• TASK REQUIREMENTS
Transcribe the material below exactly as it appears.

• Saved entries
****
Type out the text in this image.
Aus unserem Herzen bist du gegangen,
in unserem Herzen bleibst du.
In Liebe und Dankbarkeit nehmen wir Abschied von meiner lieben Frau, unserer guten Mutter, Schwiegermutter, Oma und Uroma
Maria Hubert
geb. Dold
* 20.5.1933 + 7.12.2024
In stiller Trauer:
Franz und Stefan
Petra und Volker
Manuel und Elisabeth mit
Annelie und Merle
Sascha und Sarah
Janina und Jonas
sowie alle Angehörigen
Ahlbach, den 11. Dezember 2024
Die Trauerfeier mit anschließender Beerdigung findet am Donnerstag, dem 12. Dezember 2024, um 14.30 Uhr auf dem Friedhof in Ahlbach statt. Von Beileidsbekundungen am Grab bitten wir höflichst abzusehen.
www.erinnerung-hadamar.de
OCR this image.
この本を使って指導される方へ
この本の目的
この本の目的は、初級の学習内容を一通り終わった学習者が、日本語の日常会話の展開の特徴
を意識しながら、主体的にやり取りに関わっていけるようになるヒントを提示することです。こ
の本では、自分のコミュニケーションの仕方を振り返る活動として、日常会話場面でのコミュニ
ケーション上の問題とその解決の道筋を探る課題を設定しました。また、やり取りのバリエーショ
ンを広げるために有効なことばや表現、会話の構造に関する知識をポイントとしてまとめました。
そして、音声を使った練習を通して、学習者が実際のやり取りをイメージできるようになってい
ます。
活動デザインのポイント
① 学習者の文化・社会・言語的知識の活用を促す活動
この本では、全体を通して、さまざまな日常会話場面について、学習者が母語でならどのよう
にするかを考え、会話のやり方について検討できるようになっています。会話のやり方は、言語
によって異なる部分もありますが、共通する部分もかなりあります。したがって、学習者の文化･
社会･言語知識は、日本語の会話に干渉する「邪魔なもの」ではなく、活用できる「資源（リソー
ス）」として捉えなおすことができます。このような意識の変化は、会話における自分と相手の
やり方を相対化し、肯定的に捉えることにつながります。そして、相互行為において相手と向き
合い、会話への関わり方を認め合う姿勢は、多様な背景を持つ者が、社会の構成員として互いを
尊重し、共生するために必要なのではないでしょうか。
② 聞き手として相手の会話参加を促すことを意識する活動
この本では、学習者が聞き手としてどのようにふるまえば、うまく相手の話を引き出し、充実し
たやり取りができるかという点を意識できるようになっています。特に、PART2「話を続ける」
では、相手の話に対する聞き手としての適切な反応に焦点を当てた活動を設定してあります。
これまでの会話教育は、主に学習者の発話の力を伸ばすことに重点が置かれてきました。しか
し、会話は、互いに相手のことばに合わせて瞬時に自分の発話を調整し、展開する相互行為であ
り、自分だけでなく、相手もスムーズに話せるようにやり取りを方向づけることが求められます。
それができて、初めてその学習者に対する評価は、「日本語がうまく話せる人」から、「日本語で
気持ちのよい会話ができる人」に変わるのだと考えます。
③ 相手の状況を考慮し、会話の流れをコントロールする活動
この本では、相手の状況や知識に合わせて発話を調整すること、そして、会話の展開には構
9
****
• SOLUTION TO THIS TASK
Type out the text in this image.
Aus unserem Herzen bist du gegangen,
in unserem Herzen bleibst du.
In Liebe und Dankbarkeit nehmen wir Abschied von meiner lieben Frau, unserer guten Mutter, Schwiegermutter, Oma und Uroma
Maria Hubert
geb. Dold
* 20.5.1933 + 7.12.2024
In stiller Trauer:
Franz und Stefan
Petra und Volker
Manuel und Elisabeth mit
Annelie und Merle
Sascha und Sarah
Janina und Jonas
sowie alle Angehörigen
Ahlbach, den 11. Dezember 2024
Die Trauerfeier mit anschließender Beerdigung findet am Donnerstag, dem 12. Dezember 2024, um 14.30 Uhr auf dem Friedhof in Ahlbach statt. Von Beileidsbekundungen am Grab bitten wir höflichst abzusehen.
www.erinnerung-hadamar.de
OCR this image.
この本を使って指導される方へ
この本の目的
この本の目的は、初級の学習内容を一通り終わった学習者が、日本語の日常会話の展開の特徴
を意識しながら、主体的にやり取りに関わっていけるようになるヒントを提示することです。こ
の本では、自分のコミュニケーションの仕方を振り返る活動として、日常会話場面でのコミュニ
ケーション上の問題とその解決の道筋を探る課題を設定しました。また、やり取りのバリエーショ
ンを広げるために有効なことばや表現、会話の構造に関する知識をポイントとしてまとめました。
そして、音声を使った練習を通して、学習者が実際のやり取りをイメージできるようになってい
ます。
活動デザインのポイント
① 学習者の文化・社会・言語的知識の活用を促す活動
この本では、全体を通して、さまざまな日常会話場面について、学習者が母語でならどのよう
にするかを考え、会話のやり方について検討できるようになっています。会話のやり方は、言語
によって異なる部分もありますが、共通する部分もかなりあります。したがって、学習者の文化･
社会･言語知識は、日本語の会話に干渉する「邪魔なもの」ではなく、活用できる「資源（リソー
ス）」として捉えなおすことができます。このような意識の変化は、会話における自分と相手の
やり方を相対化し、肯定的に捉えることにつながります。そして、相互行為において相手と向き
合い、会話への関わり方を認め合う姿勢は、多様な背景を持つ者が、社会の構成員として互いを
尊重し、共生するために必要なのではないでしょうか。
② 聞き手として相手の会話参加を促すことを意識する活動
この本では、学習者が聞き手としてどのようにふるまえば、うまく相手の話を引き出し、充実し
たやり取りができるかという点を意識できるようになっています。特に、PART2「話を続ける」
では、相手の話に対する聞き手としての適切な反応に焦点を当てた活動を設定してあります。
これまでの会話教育は、主に学習者の発話の力を伸ばすことに重点が置かれてきました。しか
し、会話は、互いに相手のことばに合わせて瞬時に自分の発話を調整し、展開する相互行為であ
り、自分だけでなく、相手もスムーズに話せるようにやり取りを方向づけることが求められます。
それができて、初めてその学習者に対する評価は、「日本語がうまく話せる人」から、「日本語で
気持ちのよい会話ができる人」に変わるのだと考えます。
③ 相手の状況を考慮し、会話の流れをコントロールする活動
この本では、相手の状況や知識に合わせて発話を調整すること、そして、会話の展開には構
9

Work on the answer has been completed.